-- START Records for this task --

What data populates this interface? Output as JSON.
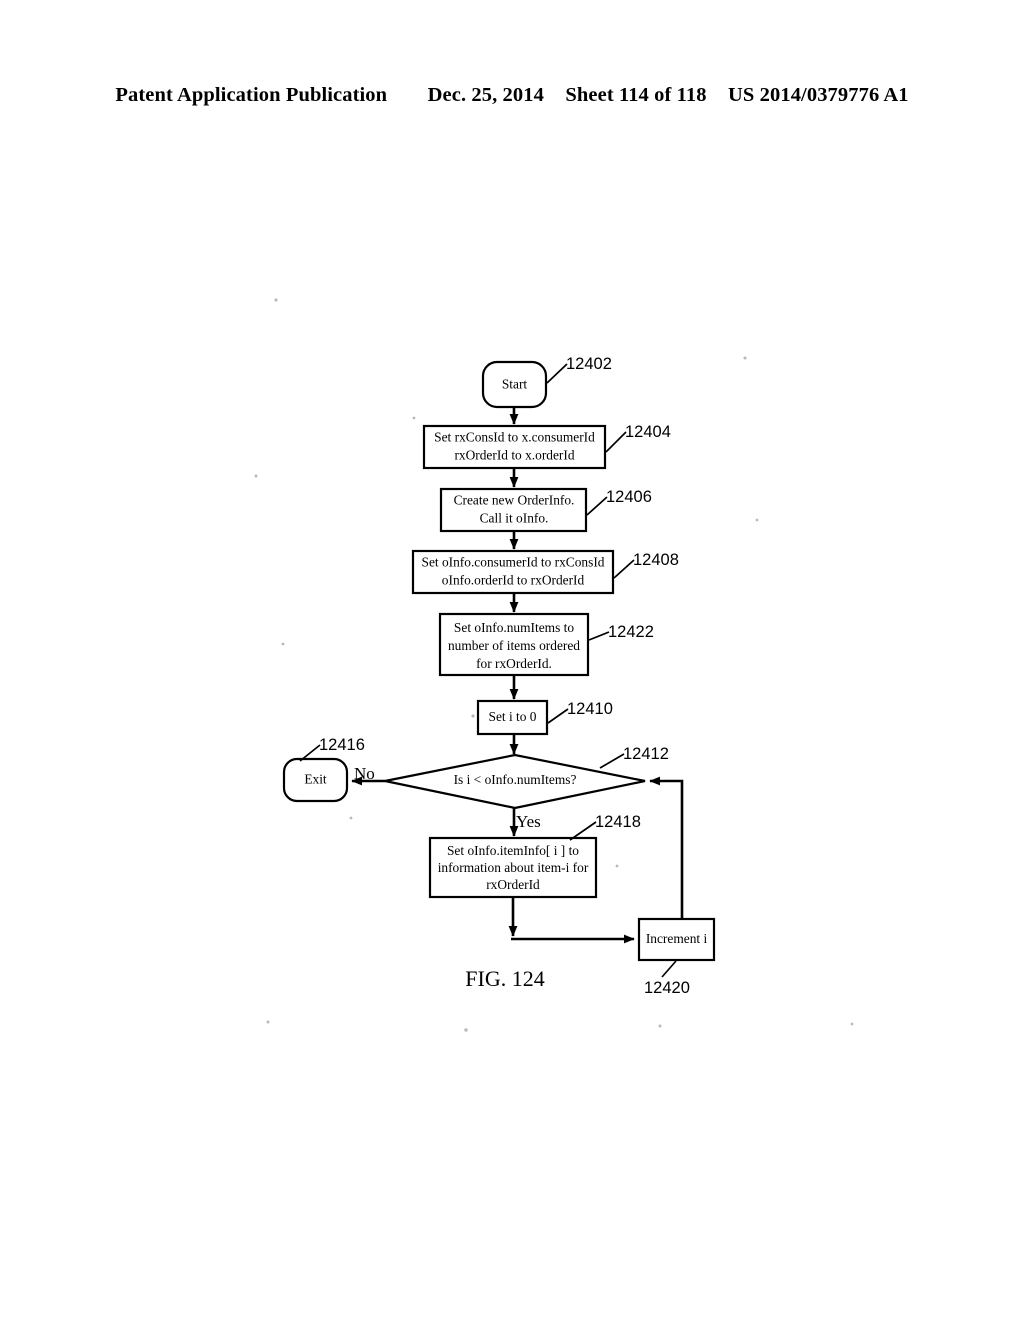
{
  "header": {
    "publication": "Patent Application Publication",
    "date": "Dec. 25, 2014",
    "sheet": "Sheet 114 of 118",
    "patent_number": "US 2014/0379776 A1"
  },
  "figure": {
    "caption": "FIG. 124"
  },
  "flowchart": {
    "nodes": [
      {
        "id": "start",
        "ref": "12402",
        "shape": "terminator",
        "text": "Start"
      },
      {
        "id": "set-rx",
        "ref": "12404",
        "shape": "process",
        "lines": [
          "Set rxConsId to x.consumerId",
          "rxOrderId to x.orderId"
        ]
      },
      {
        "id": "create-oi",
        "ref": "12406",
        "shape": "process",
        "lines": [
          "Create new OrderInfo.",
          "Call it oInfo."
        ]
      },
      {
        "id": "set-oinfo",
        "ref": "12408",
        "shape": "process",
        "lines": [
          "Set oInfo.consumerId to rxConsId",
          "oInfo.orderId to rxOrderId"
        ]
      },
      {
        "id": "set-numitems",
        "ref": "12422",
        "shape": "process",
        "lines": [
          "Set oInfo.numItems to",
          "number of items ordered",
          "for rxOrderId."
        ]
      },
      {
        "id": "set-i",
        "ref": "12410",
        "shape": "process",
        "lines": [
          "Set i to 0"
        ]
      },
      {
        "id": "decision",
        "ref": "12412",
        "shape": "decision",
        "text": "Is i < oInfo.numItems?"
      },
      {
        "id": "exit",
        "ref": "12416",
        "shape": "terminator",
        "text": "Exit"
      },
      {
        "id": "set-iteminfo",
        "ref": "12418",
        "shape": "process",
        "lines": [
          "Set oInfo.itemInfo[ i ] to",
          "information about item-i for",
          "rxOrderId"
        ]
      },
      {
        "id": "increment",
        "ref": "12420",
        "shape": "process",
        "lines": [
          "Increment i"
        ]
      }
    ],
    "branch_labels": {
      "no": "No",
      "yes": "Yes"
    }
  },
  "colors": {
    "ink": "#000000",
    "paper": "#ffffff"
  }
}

-- END Records for this task --

● **Short task**
Without the pictures, repeat the listing above exactly.

● **Exercise solution**
What data populates this interface? Output as JSON.
{
  "header": {
    "publication": "Patent Application Publication",
    "date": "Dec. 25, 2014",
    "sheet": "Sheet 114 of 118",
    "patent_number": "US 2014/0379776 A1"
  },
  "figure": {
    "caption": "FIG. 124"
  },
  "flowchart": {
    "nodes": [
      {
        "id": "start",
        "ref": "12402",
        "shape": "terminator",
        "text": "Start"
      },
      {
        "id": "set-rx",
        "ref": "12404",
        "shape": "process",
        "lines": [
          "Set rxConsId to x.consumerId",
          "rxOrderId to x.orderId"
        ]
      },
      {
        "id": "create-oi",
        "ref": "12406",
        "shape": "process",
        "lines": [
          "Create new OrderInfo.",
          "Call it oInfo."
        ]
      },
      {
        "id": "set-oinfo",
        "ref": "12408",
        "shape": "process",
        "lines": [
          "Set oInfo.consumerId to rxConsId",
          "oInfo.orderId to rxOrderId"
        ]
      },
      {
        "id": "set-numitems",
        "ref": "12422",
        "shape": "process",
        "lines": [
          "Set oInfo.numItems to",
          "number of items ordered",
          "for rxOrderId."
        ]
      },
      {
        "id": "set-i",
        "ref": "12410",
        "shape": "process",
        "lines": [
          "Set i to 0"
        ]
      },
      {
        "id": "decision",
        "ref": "12412",
        "shape": "decision",
        "text": "Is i < oInfo.numItems?"
      },
      {
        "id": "exit",
        "ref": "12416",
        "shape": "terminator",
        "text": "Exit"
      },
      {
        "id": "set-iteminfo",
        "ref": "12418",
        "shape": "process",
        "lines": [
          "Set oInfo.itemInfo[ i ] to",
          "information about item-i for",
          "rxOrderId"
        ]
      },
      {
        "id": "increment",
        "ref": "12420",
        "shape": "process",
        "lines": [
          "Increment i"
        ]
      }
    ],
    "branch_labels": {
      "no": "No",
      "yes": "Yes"
    }
  },
  "colors": {
    "ink": "#000000",
    "paper": "#ffffff"
  }
}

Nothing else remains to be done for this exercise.